— Start Dataset —

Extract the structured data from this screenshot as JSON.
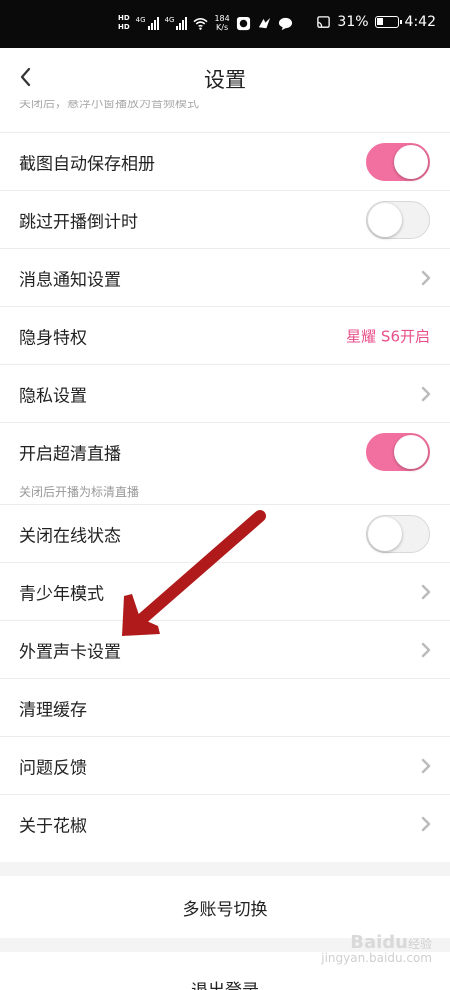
{
  "status": {
    "hd1": "HD",
    "hd2": "HD",
    "net1": "4G",
    "net2": "4G",
    "speed": "184",
    "speed_unit": "K/s",
    "battery": "31%",
    "time": "4:42"
  },
  "nav": {
    "title": "设置"
  },
  "hint_top": "关闭后，悬浮小窗播放为音频模式",
  "rows": [
    {
      "label": "截图自动保存相册",
      "type": "toggle",
      "on": true
    },
    {
      "label": "跳过开播倒计时",
      "type": "toggle",
      "on": false
    },
    {
      "label": "消息通知设置",
      "type": "chevron"
    },
    {
      "label": "隐身特权",
      "type": "value",
      "value": "星耀 S6开启"
    },
    {
      "label": "隐私设置",
      "type": "chevron"
    },
    {
      "label": "开启超清直播",
      "type": "toggle",
      "on": true,
      "sub": "关闭后开播为标清直播"
    },
    {
      "label": "关闭在线状态",
      "type": "toggle",
      "on": false
    },
    {
      "label": "青少年模式",
      "type": "chevron"
    },
    {
      "label": "外置声卡设置",
      "type": "chevron"
    },
    {
      "label": "清理缓存",
      "type": "none"
    },
    {
      "label": "问题反馈",
      "type": "chevron"
    },
    {
      "label": "关于花椒",
      "type": "chevron"
    }
  ],
  "actions": {
    "switch_account": "多账号切换",
    "logout": "退出登录"
  },
  "watermark": {
    "logo": "Baidu",
    "text": "经验",
    "sub": "jingyan.baidu.com"
  },
  "colors": {
    "accent": "#f2709f",
    "value_text": "#e8508a",
    "arrow": "#b01a1a"
  }
}
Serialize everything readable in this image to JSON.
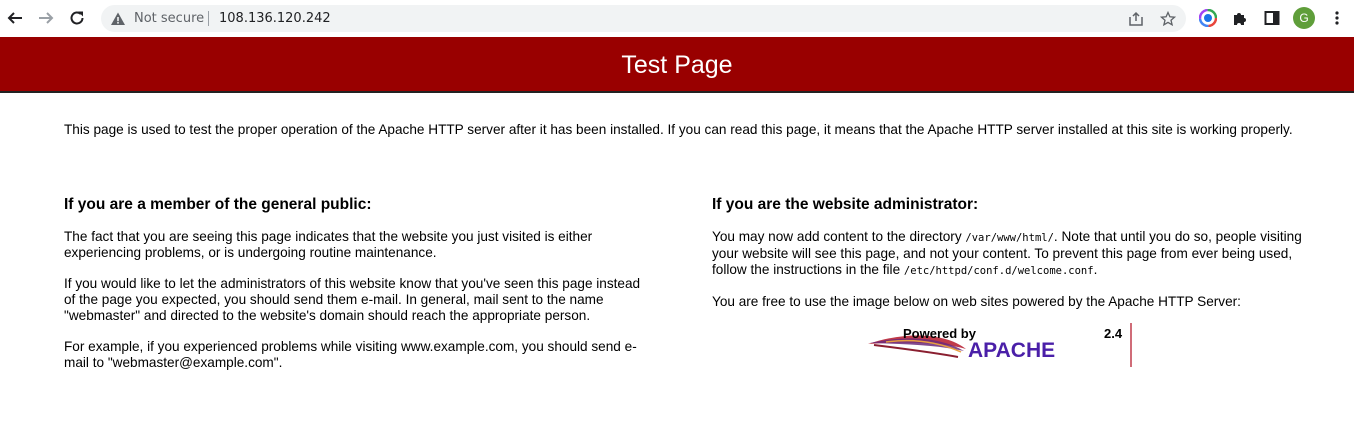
{
  "browser": {
    "security_label": "Not secure",
    "url": "108.136.120.242",
    "profile_initial": "G",
    "colors": {
      "profile": "#5f9e3a"
    }
  },
  "page": {
    "title": "Test Page",
    "intro": "This page is used to test the proper operation of the Apache HTTP server after it has been installed. If you can read this page, it means that the Apache HTTP server installed at this site is working properly.",
    "left": {
      "heading": "If you are a member of the general public:",
      "p1": "The fact that you are seeing this page indicates that the website you just visited is either experiencing problems, or is undergoing routine maintenance.",
      "p2": "If you would like to let the administrators of this website know that you've seen this page instead of the page you expected, you should send them e-mail. In general, mail sent to the name \"webmaster\" and directed to the website's domain should reach the appropriate person.",
      "p3": "For example, if you experienced problems while visiting www.example.com, you should send e-mail to \"webmaster@example.com\"."
    },
    "right": {
      "heading": "If you are the website administrator:",
      "p1_a": "You may now add content to the directory ",
      "p1_dir": "/var/www/html/",
      "p1_b": ". Note that until you do so, people visiting your website will see this page, and not your content. To prevent this page from ever being used, follow the instructions in the file ",
      "p1_file": "/etc/httpd/conf.d/welcome.conf",
      "p1_c": ".",
      "p2": "You are free to use the image below on web sites powered by the Apache HTTP Server:"
    },
    "badge": {
      "powered_by": "Powered by",
      "name": "APACHE",
      "version": "2.4"
    },
    "colors": {
      "header": "#990000"
    }
  }
}
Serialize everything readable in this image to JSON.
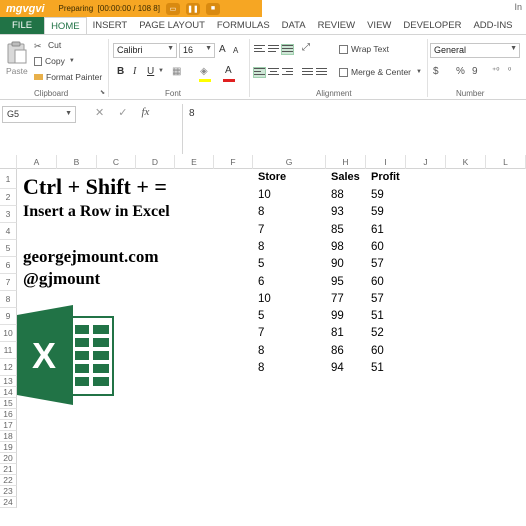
{
  "recorder": {
    "logo": "mgvgvi",
    "status": "Preparing",
    "timer": "[00:00:00 / 108 8]",
    "buttons": [
      "▭",
      "❚❚",
      "■"
    ]
  },
  "title_right": "In",
  "ribbon_tabs": [
    "FILE",
    "HOME",
    "INSERT",
    "PAGE LAYOUT",
    "FORMULAS",
    "DATA",
    "REVIEW",
    "VIEW",
    "DEVELOPER",
    "ADD-INS"
  ],
  "active_tab": "HOME",
  "clipboard": {
    "paste_label": "Paste",
    "cut_label": "Cut",
    "copy_label": "Copy",
    "format_painter_label": "Format Painter",
    "group_label": "Clipboard"
  },
  "font": {
    "name": "Calibri",
    "size": "16",
    "grow_label": "A",
    "shrink_label": "A",
    "bold": "B",
    "italic": "I",
    "underline": "U",
    "font_color_label": "A",
    "group_label": "Font"
  },
  "alignment": {
    "wrap_text_label": "Wrap Text",
    "merge_label": "Merge & Center",
    "group_label": "Alignment"
  },
  "number": {
    "format": "General",
    "currency": "$",
    "percent": "%",
    "comma": "9",
    "inc_decimal": "⁺⁰",
    "dec_decimal": "⁰",
    "group_label": "Number"
  },
  "formula_bar": {
    "name_box": "G5",
    "cancel": "✕",
    "enter": "✓",
    "fx": "fx",
    "content": "8"
  },
  "columns": [
    "A",
    "B",
    "C",
    "D",
    "E",
    "F",
    "G",
    "H",
    "I",
    "J",
    "K",
    "L"
  ],
  "rows": [
    "1",
    "2",
    "3",
    "4",
    "5",
    "6",
    "7",
    "8",
    "9",
    "10",
    "11",
    "12",
    "13",
    "14",
    "15",
    "16",
    "17",
    "18",
    "19",
    "20",
    "21",
    "22",
    "23",
    "24"
  ],
  "sheet_text": {
    "line1": "Ctrl + Shift + =",
    "line2": "Insert a Row in Excel",
    "line3": "georgejmount.com",
    "line4": "@gjmount"
  },
  "table": {
    "headers": [
      "Store",
      "Sales",
      "Profit"
    ],
    "rows": [
      [
        "10",
        "88",
        "59"
      ],
      [
        "8",
        "93",
        "59"
      ],
      [
        "7",
        "85",
        "61"
      ],
      [
        "8",
        "98",
        "60"
      ],
      [
        "5",
        "90",
        "57"
      ],
      [
        "6",
        "95",
        "60"
      ],
      [
        "10",
        "77",
        "57"
      ],
      [
        "5",
        "99",
        "51"
      ],
      [
        "7",
        "81",
        "52"
      ],
      [
        "8",
        "86",
        "60"
      ],
      [
        "8",
        "94",
        "51"
      ]
    ]
  },
  "colors": {
    "excel_green": "#217346",
    "recorder_orange": "#f6a623"
  }
}
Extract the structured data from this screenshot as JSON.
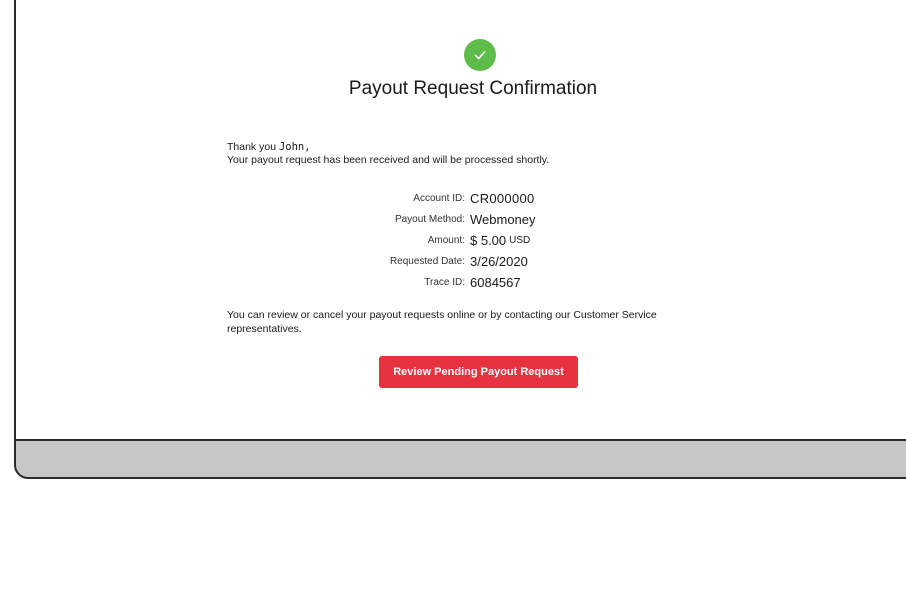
{
  "confirmation": {
    "title": "Payout Request Confirmation",
    "greeting_prefix": "Thank you",
    "user_name": "John,",
    "received_message": "Your payout request has been received and will be processed shortly.",
    "details": [
      {
        "label": "Account ID:",
        "value": "CR000000",
        "unit": ""
      },
      {
        "label": "Payout Method:",
        "value": "Webmoney",
        "unit": ""
      },
      {
        "label": "Amount:",
        "value": "$ 5.00",
        "unit": "USD"
      },
      {
        "label": "Requested Date:",
        "value": "3/26/2020",
        "unit": ""
      },
      {
        "label": "Trace ID:",
        "value": "6084567",
        "unit": ""
      }
    ],
    "info_text": "You can review or cancel your payout requests online or by contacting our Customer Service representatives.",
    "button_label": "Review Pending Payout Request"
  },
  "colors": {
    "accent": "#e8323f",
    "success": "#5dbb4a",
    "device_frame": "#c7c7c8"
  },
  "icons": {
    "success": "check-circle-icon"
  }
}
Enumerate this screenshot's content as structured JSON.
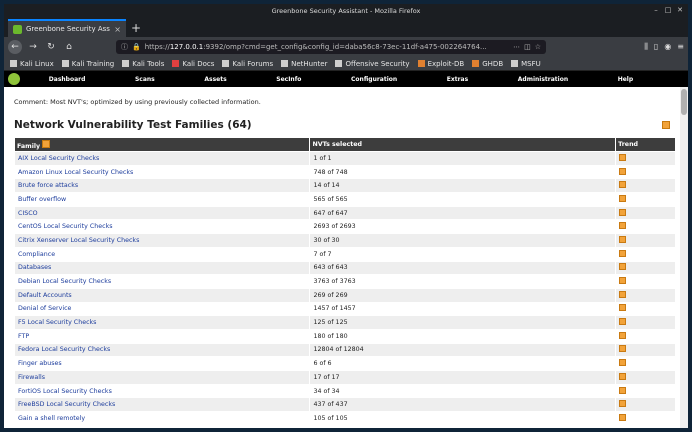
{
  "window_title": "Greenbone Security Assistant - Mozilla Firefox",
  "tab": {
    "title": "Greenbone Security Assis",
    "close": "×"
  },
  "new_tab": "+",
  "url": {
    "prefix": "https://",
    "host": "127.0.0.1",
    "rest": ":9392/omp?cmd=get_config&config_id=daba56c8-73ec-11df-a475-002264764..."
  },
  "bookmarks": [
    {
      "label": "Kali Linux",
      "color": "#cfcfcf"
    },
    {
      "label": "Kali Training",
      "color": "#cfcfcf"
    },
    {
      "label": "Kali Tools",
      "color": "#cfcfcf"
    },
    {
      "label": "Kali Docs",
      "color": "#e04040"
    },
    {
      "label": "Kali Forums",
      "color": "#cfcfcf"
    },
    {
      "label": "NetHunter",
      "color": "#cfcfcf"
    },
    {
      "label": "Offensive Security",
      "color": "#cfcfcf"
    },
    {
      "label": "Exploit-DB",
      "color": "#e08030"
    },
    {
      "label": "GHDB",
      "color": "#e08030"
    },
    {
      "label": "MSFU",
      "color": "#cfcfcf"
    }
  ],
  "menu": [
    "Dashboard",
    "Scans",
    "Assets",
    "SecInfo",
    "Configuration",
    "Extras",
    "Administration",
    "Help"
  ],
  "comment": "Comment: Most NVT's; optimized by using previously collected information.",
  "section_title": "Network Vulnerability Test Families (64)",
  "table": {
    "headers": {
      "family": "Family",
      "nvts": "NVTs selected",
      "trend": "Trend"
    },
    "rows": [
      {
        "family": "AIX Local Security Checks",
        "nvts": "1 of 1"
      },
      {
        "family": "Amazon Linux Local Security Checks",
        "nvts": "748 of 748"
      },
      {
        "family": "Brute force attacks",
        "nvts": "14 of 14"
      },
      {
        "family": "Buffer overflow",
        "nvts": "565 of 565"
      },
      {
        "family": "CISCO",
        "nvts": "647 of 647"
      },
      {
        "family": "CentOS Local Security Checks",
        "nvts": "2693 of 2693"
      },
      {
        "family": "Citrix Xenserver Local Security Checks",
        "nvts": "30 of 30"
      },
      {
        "family": "Compliance",
        "nvts": "7 of 7"
      },
      {
        "family": "Databases",
        "nvts": "643 of 643"
      },
      {
        "family": "Debian Local Security Checks",
        "nvts": "3763 of 3763"
      },
      {
        "family": "Default Accounts",
        "nvts": "269 of 269"
      },
      {
        "family": "Denial of Service",
        "nvts": "1457 of 1457"
      },
      {
        "family": "F5 Local Security Checks",
        "nvts": "125 of 125"
      },
      {
        "family": "FTP",
        "nvts": "180 of 180"
      },
      {
        "family": "Fedora Local Security Checks",
        "nvts": "12804 of 12804"
      },
      {
        "family": "Finger abuses",
        "nvts": "6 of 6"
      },
      {
        "family": "Firewalls",
        "nvts": "17 of 17"
      },
      {
        "family": "FortiOS Local Security Checks",
        "nvts": "34 of 34"
      },
      {
        "family": "FreeBSD Local Security Checks",
        "nvts": "437 of 437"
      },
      {
        "family": "Gain a shell remotely",
        "nvts": "105 of 105"
      }
    ]
  }
}
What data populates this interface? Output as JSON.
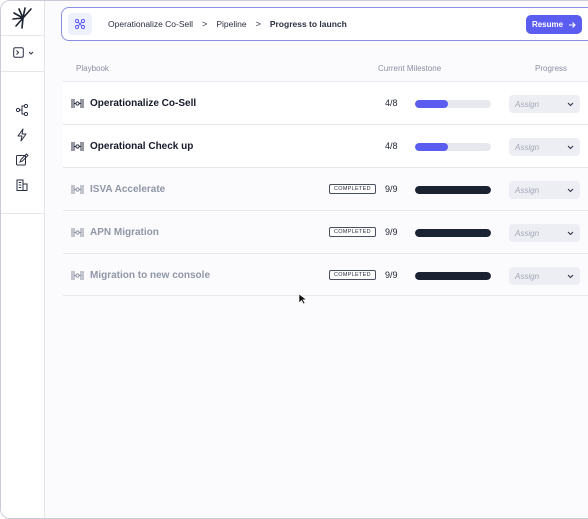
{
  "breadcrumb": [
    "Operationalize Co-Sell",
    "Pipeline",
    "Progress to launch"
  ],
  "breadcrumb_separator": ">",
  "resume_label": "Resume",
  "columns": {
    "playbook": "Playbook",
    "milestone": "Current Milestone",
    "progress": "Progress"
  },
  "rows": [
    {
      "title": "Operationalize Co-Sell",
      "count": "4/8",
      "progress": 0.43,
      "completed": false,
      "badge": "",
      "assign": "Assign"
    },
    {
      "title": "Operational Check up",
      "count": "4/8",
      "progress": 0.43,
      "completed": false,
      "badge": "",
      "assign": "Assign"
    },
    {
      "title": "ISVA Accelerate",
      "count": "9/9",
      "progress": 1.0,
      "completed": true,
      "badge": "COMPLETED",
      "assign": "Assign"
    },
    {
      "title": "APN Migration",
      "count": "9/9",
      "progress": 1.0,
      "completed": true,
      "badge": "COMPLETED",
      "assign": "Assign"
    },
    {
      "title": "Migration to new console",
      "count": "9/9",
      "progress": 1.0,
      "completed": true,
      "badge": "COMPLETED",
      "assign": "Assign"
    }
  ],
  "colors": {
    "accent": "#5b5cf0",
    "complete": "#1b2333",
    "track": "#e6e8ee"
  },
  "icons": {
    "sidebar": [
      "panel-icon",
      "workflow-icon",
      "lightning-icon",
      "edit-icon",
      "building-icon"
    ],
    "row": "playbook-icon"
  }
}
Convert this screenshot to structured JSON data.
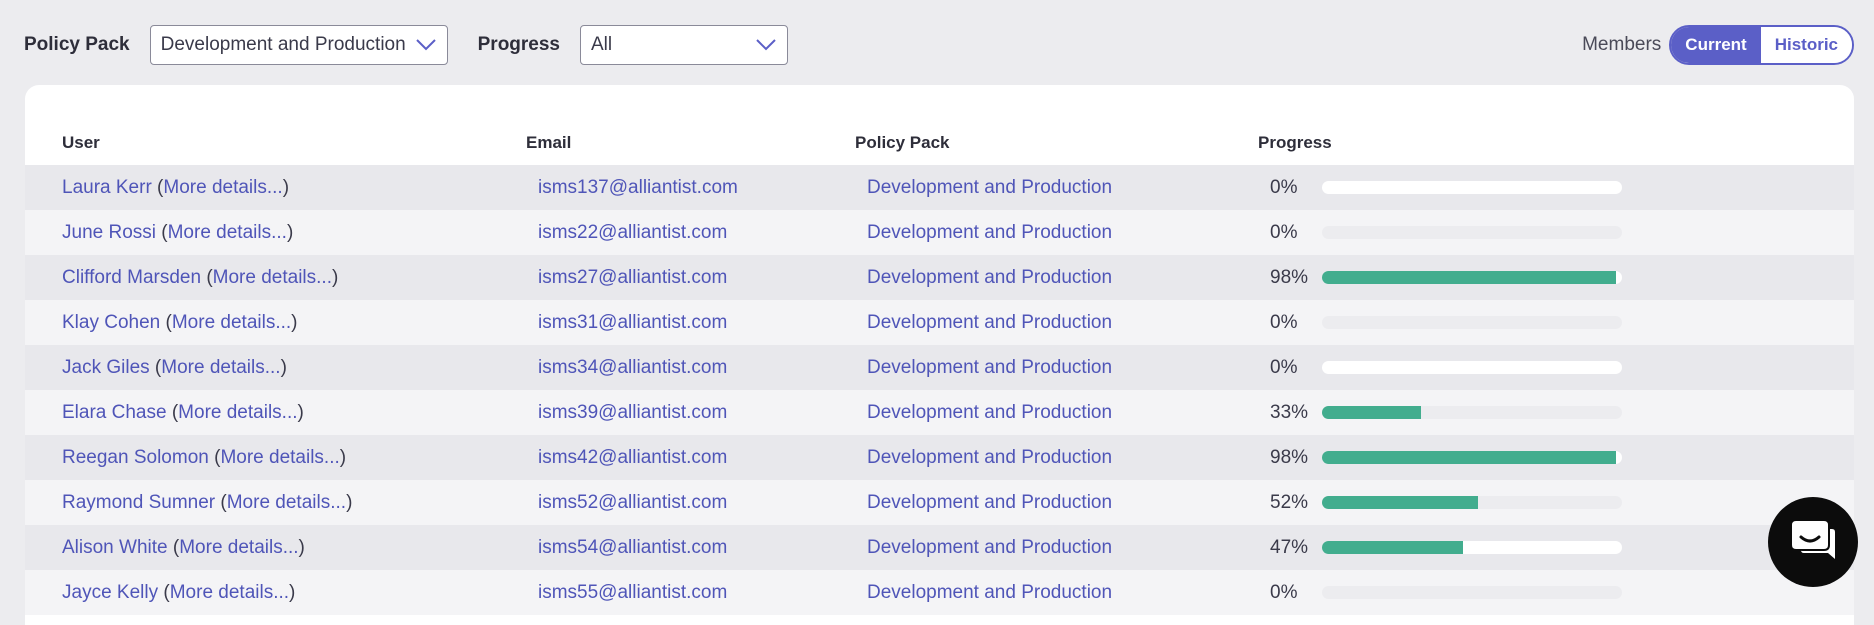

— End Dataset —

What you need to do – Looking at the records above, report how many lines contain the word "Sell". Answer with the number only.

Result – 2